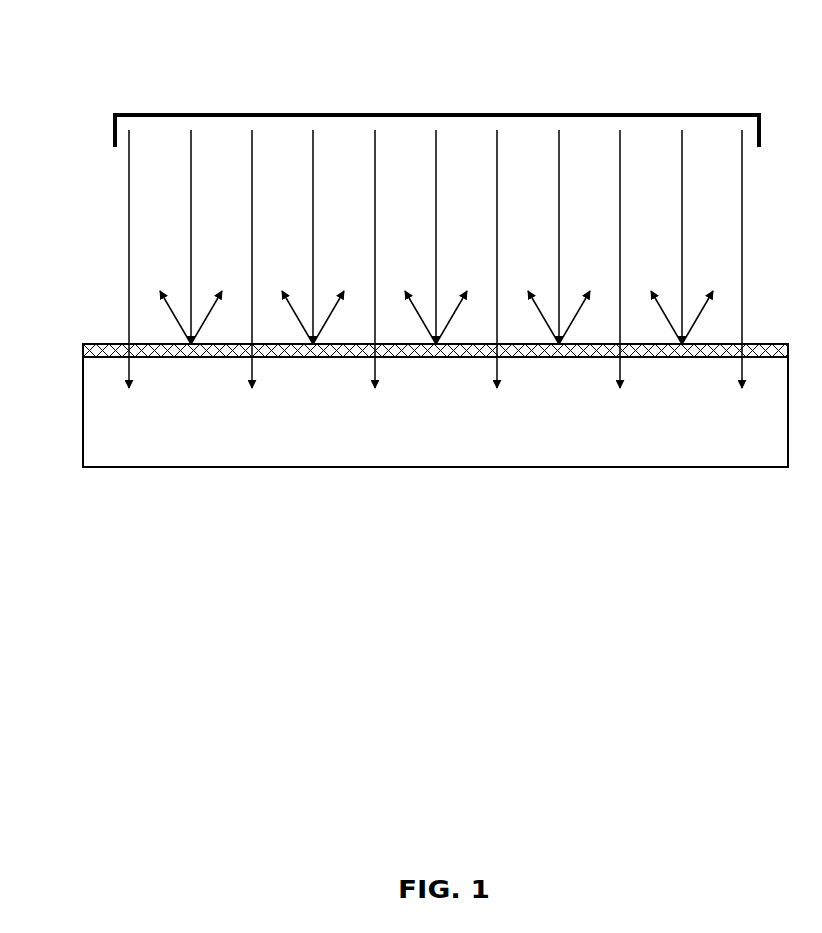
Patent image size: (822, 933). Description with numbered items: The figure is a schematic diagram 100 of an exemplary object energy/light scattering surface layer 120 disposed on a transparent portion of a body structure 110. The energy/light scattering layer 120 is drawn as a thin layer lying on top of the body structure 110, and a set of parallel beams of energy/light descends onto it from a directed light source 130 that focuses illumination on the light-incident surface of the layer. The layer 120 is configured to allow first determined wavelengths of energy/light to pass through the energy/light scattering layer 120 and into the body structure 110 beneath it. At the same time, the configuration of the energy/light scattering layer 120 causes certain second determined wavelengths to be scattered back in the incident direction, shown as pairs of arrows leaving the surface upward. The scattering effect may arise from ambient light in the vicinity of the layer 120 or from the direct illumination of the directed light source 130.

The schematic diagram 100 is at (78, 42).
The body structure 110 is at (435, 412).
The energy/light scattering surface layer 120 is at (83, 352).
The directed light source 130 is at (436, 113).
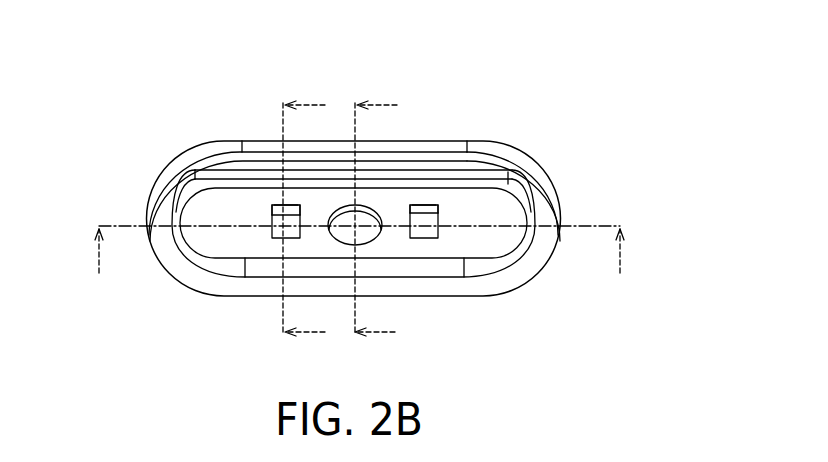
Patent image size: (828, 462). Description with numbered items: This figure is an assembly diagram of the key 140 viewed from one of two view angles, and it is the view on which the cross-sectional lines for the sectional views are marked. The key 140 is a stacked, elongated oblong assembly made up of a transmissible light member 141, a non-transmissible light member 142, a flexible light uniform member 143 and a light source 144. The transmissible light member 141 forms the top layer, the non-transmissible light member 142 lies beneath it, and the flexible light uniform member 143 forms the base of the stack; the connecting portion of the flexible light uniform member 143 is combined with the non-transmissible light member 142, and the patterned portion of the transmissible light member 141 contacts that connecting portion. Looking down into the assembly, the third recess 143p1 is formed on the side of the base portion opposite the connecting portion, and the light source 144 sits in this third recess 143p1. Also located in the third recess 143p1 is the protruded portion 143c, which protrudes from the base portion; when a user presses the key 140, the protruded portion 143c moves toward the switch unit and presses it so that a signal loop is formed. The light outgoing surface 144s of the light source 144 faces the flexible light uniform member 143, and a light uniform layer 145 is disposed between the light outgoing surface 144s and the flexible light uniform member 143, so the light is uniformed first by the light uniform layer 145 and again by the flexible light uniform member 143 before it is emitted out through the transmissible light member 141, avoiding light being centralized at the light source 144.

The key 140 is at (704, 61).
The transmissible light member 141 is at (190, 147).
The non-transmissible light member 142 is at (185, 164).
The flexible light uniform member 143 is at (157, 277).
The third recess 143p1 is at (213, 246).
The protruded portion 143c is at (363, 247).
The light source 144 is at (282, 240).
The light outgoing surface 144s is at (283, 203).
The light uniform layer 145 is at (279, 203).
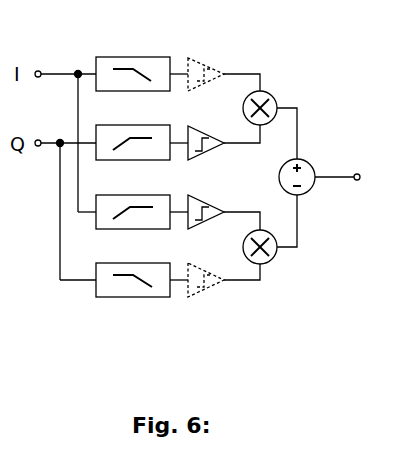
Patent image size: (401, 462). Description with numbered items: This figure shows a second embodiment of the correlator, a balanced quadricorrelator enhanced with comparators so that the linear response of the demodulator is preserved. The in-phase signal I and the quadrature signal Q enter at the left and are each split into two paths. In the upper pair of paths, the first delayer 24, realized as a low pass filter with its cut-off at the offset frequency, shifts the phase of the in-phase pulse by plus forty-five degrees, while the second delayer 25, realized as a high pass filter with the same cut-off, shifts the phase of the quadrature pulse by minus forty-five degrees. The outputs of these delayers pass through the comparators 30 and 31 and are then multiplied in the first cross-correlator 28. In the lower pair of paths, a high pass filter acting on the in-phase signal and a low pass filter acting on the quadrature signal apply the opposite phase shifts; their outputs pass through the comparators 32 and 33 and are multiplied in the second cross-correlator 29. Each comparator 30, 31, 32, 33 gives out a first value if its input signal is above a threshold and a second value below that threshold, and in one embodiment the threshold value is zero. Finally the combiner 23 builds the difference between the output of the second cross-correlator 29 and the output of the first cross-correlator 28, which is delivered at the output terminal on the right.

The combiner 23 is at (309, 191).
The first delayer 24 is at (170, 91).
The second delayer 25 is at (158, 125).
The first cross-correlator 28 is at (278, 104).
The second cross-correlator 29 is at (277, 253).
The comparator 30 is at (190, 57).
The comparator 31 is at (205, 131).
The comparator 32 is at (210, 204).
The comparator 33 is at (193, 298).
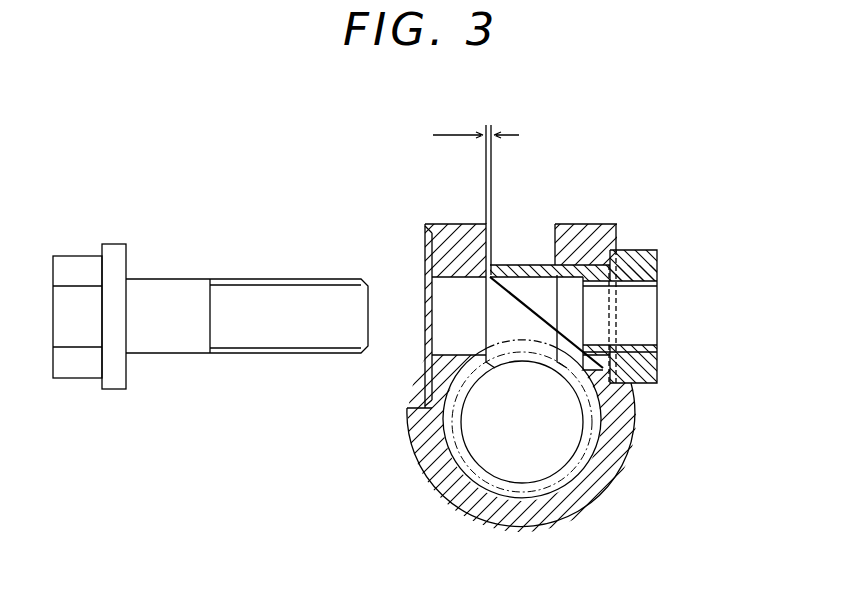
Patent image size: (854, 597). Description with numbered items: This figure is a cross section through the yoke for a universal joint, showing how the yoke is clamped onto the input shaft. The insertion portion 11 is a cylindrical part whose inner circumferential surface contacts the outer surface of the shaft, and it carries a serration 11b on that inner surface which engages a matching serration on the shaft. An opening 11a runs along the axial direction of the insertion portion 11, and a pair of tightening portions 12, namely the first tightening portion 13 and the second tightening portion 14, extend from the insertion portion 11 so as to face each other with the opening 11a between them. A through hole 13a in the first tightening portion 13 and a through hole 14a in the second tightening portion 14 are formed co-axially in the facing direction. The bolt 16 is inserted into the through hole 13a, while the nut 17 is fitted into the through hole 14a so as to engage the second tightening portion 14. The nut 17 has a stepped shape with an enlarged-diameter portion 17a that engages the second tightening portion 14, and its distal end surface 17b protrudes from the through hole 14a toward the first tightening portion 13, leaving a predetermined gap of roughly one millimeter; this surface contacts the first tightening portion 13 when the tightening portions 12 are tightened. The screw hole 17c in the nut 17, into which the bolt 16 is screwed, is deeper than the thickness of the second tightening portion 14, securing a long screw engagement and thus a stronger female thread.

The insertion portion 11 is at (612, 484).
The opening 11a is at (521, 318).
The serration 11b is at (484, 449).
The pair of tightening portions 12 is at (520, 288).
The first tightening portion 13 is at (413, 289).
The through hole 13a is at (433, 293).
The second tightening portion 14 is at (599, 275).
The through hole 14a is at (557, 292).
The bolt 16 is at (72, 259).
The nut 17 is at (617, 271).
The enlarged-diameter portion 17a is at (652, 250).
The distal end surface 17b is at (490, 275).
The screw hole 17c is at (640, 338).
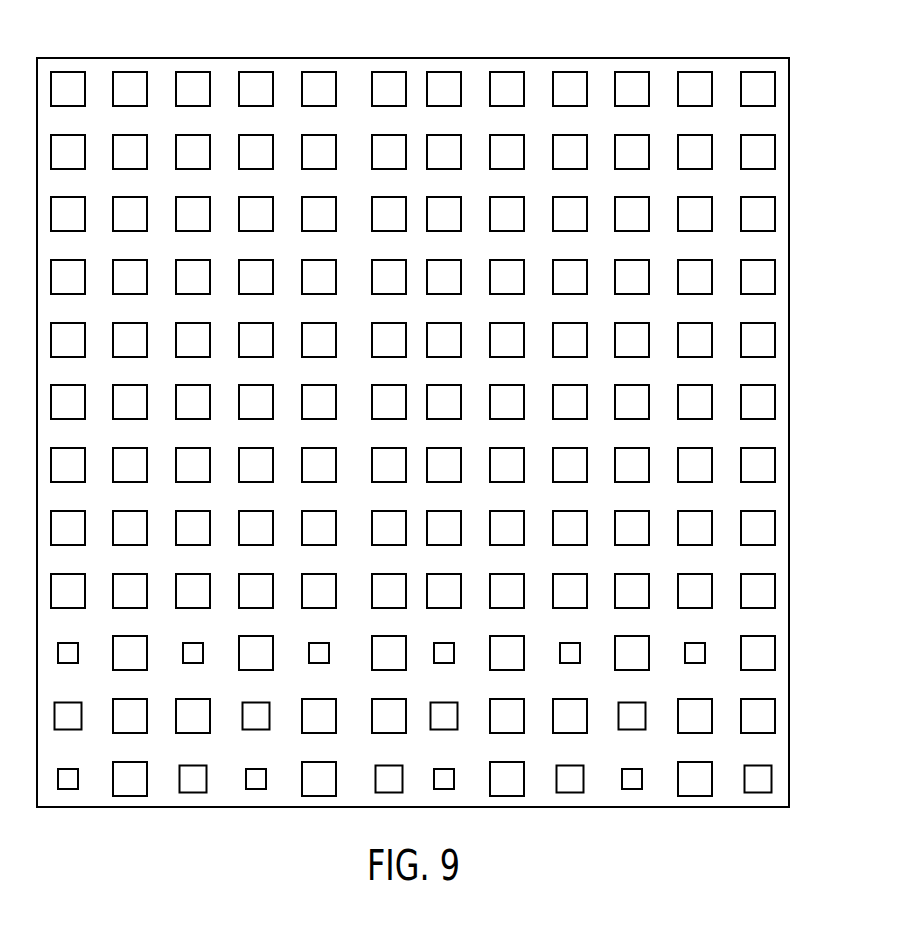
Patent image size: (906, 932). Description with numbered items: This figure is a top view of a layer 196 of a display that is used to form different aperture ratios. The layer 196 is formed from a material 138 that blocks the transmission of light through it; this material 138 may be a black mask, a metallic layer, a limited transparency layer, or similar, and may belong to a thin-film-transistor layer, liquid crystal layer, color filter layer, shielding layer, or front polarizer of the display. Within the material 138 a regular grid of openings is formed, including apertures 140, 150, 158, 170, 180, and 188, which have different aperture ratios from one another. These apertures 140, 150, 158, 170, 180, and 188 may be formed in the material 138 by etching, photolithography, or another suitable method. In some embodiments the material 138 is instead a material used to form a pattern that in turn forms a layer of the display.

The layer 196 is at (144, 30).
The material 138 is at (690, 67).
The aperture 140 is at (698, 197).
The aperture 150 is at (758, 322).
The aperture 158 is at (128, 508).
The aperture 170 is at (63, 768).
The aperture 180 is at (445, 768).
The aperture 188 is at (632, 702).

TASK GOAL » Copy all of the records above word for word, leaving out the pictures.

THE RESULT »
Patent image size: (822, 933). Description with numbered items: The figure is a schematic diagram 100 of an exemplary object energy/light scattering surface layer 120 disposed on a transparent portion of a body structure 110. The energy/light scattering layer 120 is drawn as a thin layer lying on top of the body structure 110, and a set of parallel beams of energy/light descends onto it from a directed light source 130 that focuses illumination on the light-incident surface of the layer. The layer 120 is configured to allow first determined wavelengths of energy/light to pass through the energy/light scattering layer 120 and into the body structure 110 beneath it. At the same time, the configuration of the energy/light scattering layer 120 causes certain second determined wavelengths to be scattered back in the incident direction, shown as pairs of arrows leaving the surface upward. The scattering effect may arise from ambient light in the vicinity of the layer 120 or from the direct illumination of the directed light source 130.

The schematic diagram 100 is at (78, 42).
The body structure 110 is at (435, 412).
The energy/light scattering surface layer 120 is at (83, 352).
The directed light source 130 is at (436, 113).
Patent image size: (828, 462). Description with numbered items: This figure is an assembly diagram of the key 140 viewed from one of two view angles, and it is the view on which the cross-sectional lines for the sectional views are marked. The key 140 is a stacked, elongated oblong assembly made up of a transmissible light member 141, a non-transmissible light member 142, a flexible light uniform member 143 and a light source 144. The transmissible light member 141 forms the top layer, the non-transmissible light member 142 lies beneath it, and the flexible light uniform member 143 forms the base of the stack; the connecting portion of the flexible light uniform member 143 is combined with the non-transmissible light member 142, and the patterned portion of the transmissible light member 141 contacts that connecting portion. Looking down into the assembly, the third recess 143p1 is formed on the side of the base portion opposite the connecting portion, and the light source 144 sits in this third recess 143p1. Also located in the third recess 143p1 is the protruded portion 143c, which protrudes from the base portion; when a user presses the key 140, the protruded portion 143c moves toward the switch unit and presses it so that a signal loop is formed. The light outgoing surface 144s of the light source 144 faces the flexible light uniform member 143, and a light uniform layer 145 is disposed between the light outgoing surface 144s and the flexible light uniform member 143, so the light is uniformed first by the light uniform layer 145 and again by the flexible light uniform member 143 before it is emitted out through the transmissible light member 141, avoiding light being centralized at the light source 144.

The key 140 is at (704, 61).
The transmissible light member 141 is at (190, 147).
The non-transmissible light member 142 is at (185, 164).
The flexible light uniform member 143 is at (157, 277).
The third recess 143p1 is at (213, 246).
The protruded portion 143c is at (363, 247).
The light source 144 is at (282, 240).
The light outgoing surface 144s is at (283, 203).
The light uniform layer 145 is at (279, 203).
Patent image size: (401, 462). Description with numbered items: This figure shows a second embodiment of the correlator, a balanced quadricorrelator enhanced with comparators so that the linear response of the demodulator is preserved. The in-phase signal I and the quadrature signal Q enter at the left and are each split into two paths. In the upper pair of paths, the first delayer 24, realized as a low pass filter with its cut-off at the offset frequency, shifts the phase of the in-phase pulse by plus forty-five degrees, while the second delayer 25, realized as a high pass filter with the same cut-off, shifts the phase of the quadrature pulse by minus forty-five degrees. The outputs of these delayers pass through the comparators 30 and 31 and are then multiplied in the first cross-correlator 28. In the lower pair of paths, a high pass filter acting on the in-phase signal and a low pass filter acting on the quadrature signal apply the opposite phase shifts; their outputs pass through the comparators 32 and 33 and are multiplied in the second cross-correlator 29. Each comparator 30, 31, 32, 33 gives out a first value if its input signal is above a threshold and a second value below that threshold, and in one embodiment the threshold value is zero. Finally the combiner 23 builds the difference between the output of the second cross-correlator 29 and the output of the first cross-correlator 28, which is delivered at the output terminal on the right.

The combiner 23 is at (309, 191).
The first delayer 24 is at (170, 91).
The second delayer 25 is at (158, 125).
The first cross-correlator 28 is at (278, 104).
The second cross-correlator 29 is at (277, 253).
The comparator 30 is at (190, 57).
The comparator 31 is at (205, 131).
The comparator 32 is at (210, 204).
The comparator 33 is at (193, 298).
Patent image size: (854, 597). Description with numbered items: This figure is a cross section through the yoke for a universal joint, showing how the yoke is clamped onto the input shaft. The insertion portion 11 is a cylindrical part whose inner circumferential surface contacts the outer surface of the shaft, and it carries a serration 11b on that inner surface which engages a matching serration on the shaft. An opening 11a runs along the axial direction of the insertion portion 11, and a pair of tightening portions 12, namely the first tightening portion 13 and the second tightening portion 14, extend from the insertion portion 11 so as to face each other with the opening 11a between them. A through hole 13a in the first tightening portion 13 and a through hole 14a in the second tightening portion 14 are formed co-axially in the facing direction. The bolt 16 is inserted into the through hole 13a, while the nut 17 is fitted into the through hole 14a so as to engage the second tightening portion 14. The nut 17 has a stepped shape with an enlarged-diameter portion 17a that engages the second tightening portion 14, and its distal end surface 17b protrudes from the through hole 14a toward the first tightening portion 13, leaving a predetermined gap of roughly one millimeter; this surface contacts the first tightening portion 13 when the tightening portions 12 are tightened. The screw hole 17c in the nut 17, into which the bolt 16 is screwed, is deeper than the thickness of the second tightening portion 14, securing a long screw engagement and thus a stronger female thread.

The insertion portion 11 is at (612, 484).
The opening 11a is at (521, 318).
The serration 11b is at (484, 449).
The pair of tightening portions 12 is at (520, 288).
The first tightening portion 13 is at (413, 289).
The through hole 13a is at (433, 293).
The second tightening portion 14 is at (599, 275).
The through hole 14a is at (557, 292).
The bolt 16 is at (72, 259).
The nut 17 is at (617, 271).
The enlarged-diameter portion 17a is at (652, 250).
The distal end surface 17b is at (490, 275).
The screw hole 17c is at (640, 338).
Patent image size: (906, 932). Description with numbered items: This figure is a top view of a layer 196 of a display that is used to form different aperture ratios. The layer 196 is formed from a material 138 that blocks the transmission of light through it; this material 138 may be a black mask, a metallic layer, a limited transparency layer, or similar, and may belong to a thin-film-transistor layer, liquid crystal layer, color filter layer, shielding layer, or front polarizer of the display. Within the material 138 a regular grid of openings is formed, including apertures 140, 150, 158, 170, 180, and 188, which have different aperture ratios from one another. These apertures 140, 150, 158, 170, 180, and 188 may be formed in the material 138 by etching, photolithography, or another suitable method. In some embodiments the material 138 is instead a material used to form a pattern that in turn forms a layer of the display.

The layer 196 is at (144, 30).
The material 138 is at (690, 67).
The aperture 140 is at (698, 197).
The aperture 150 is at (758, 322).
The aperture 158 is at (128, 508).
The aperture 170 is at (63, 768).
The aperture 180 is at (445, 768).
The aperture 188 is at (632, 702).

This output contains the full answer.